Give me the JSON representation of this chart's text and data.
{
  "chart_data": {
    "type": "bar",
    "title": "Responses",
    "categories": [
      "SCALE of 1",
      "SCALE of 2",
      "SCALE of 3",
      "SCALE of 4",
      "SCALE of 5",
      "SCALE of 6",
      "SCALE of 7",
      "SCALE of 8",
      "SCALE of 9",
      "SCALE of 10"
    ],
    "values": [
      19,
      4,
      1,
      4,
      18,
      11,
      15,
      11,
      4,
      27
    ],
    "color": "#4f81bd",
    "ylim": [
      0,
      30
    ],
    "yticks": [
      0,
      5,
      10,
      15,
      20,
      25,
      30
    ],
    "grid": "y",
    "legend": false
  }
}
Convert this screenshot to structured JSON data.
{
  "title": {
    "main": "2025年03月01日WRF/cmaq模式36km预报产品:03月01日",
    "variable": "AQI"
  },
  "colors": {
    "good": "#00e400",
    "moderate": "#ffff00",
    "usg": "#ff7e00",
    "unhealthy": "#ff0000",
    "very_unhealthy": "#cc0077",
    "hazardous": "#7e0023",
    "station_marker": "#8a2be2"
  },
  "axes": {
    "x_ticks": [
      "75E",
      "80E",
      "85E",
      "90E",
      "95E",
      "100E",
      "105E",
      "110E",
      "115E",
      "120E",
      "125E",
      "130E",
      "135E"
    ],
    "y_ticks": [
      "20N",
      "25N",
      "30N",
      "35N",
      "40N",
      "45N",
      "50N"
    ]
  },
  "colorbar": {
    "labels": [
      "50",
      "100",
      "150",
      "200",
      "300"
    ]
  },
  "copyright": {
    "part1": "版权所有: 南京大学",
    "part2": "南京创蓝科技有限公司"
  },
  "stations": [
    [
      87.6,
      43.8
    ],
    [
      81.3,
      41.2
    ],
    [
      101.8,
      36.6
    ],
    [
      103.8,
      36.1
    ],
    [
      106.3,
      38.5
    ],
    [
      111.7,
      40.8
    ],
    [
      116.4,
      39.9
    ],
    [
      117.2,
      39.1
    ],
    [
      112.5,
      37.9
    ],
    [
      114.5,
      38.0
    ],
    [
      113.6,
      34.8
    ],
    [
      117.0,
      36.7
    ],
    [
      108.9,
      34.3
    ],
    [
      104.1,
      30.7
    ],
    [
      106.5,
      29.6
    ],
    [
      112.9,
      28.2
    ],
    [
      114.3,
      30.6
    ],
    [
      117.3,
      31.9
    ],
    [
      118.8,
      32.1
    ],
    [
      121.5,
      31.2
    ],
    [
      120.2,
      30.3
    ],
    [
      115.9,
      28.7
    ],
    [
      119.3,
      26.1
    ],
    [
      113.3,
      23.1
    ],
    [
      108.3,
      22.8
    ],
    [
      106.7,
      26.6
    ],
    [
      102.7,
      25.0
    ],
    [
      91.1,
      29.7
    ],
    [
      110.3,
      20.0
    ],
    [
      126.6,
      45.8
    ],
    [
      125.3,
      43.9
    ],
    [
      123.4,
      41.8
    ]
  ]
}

______

[DIRECTIVE]
What is the number of lines holding the word "this"? State it alone.

[THE OUTPUT]
2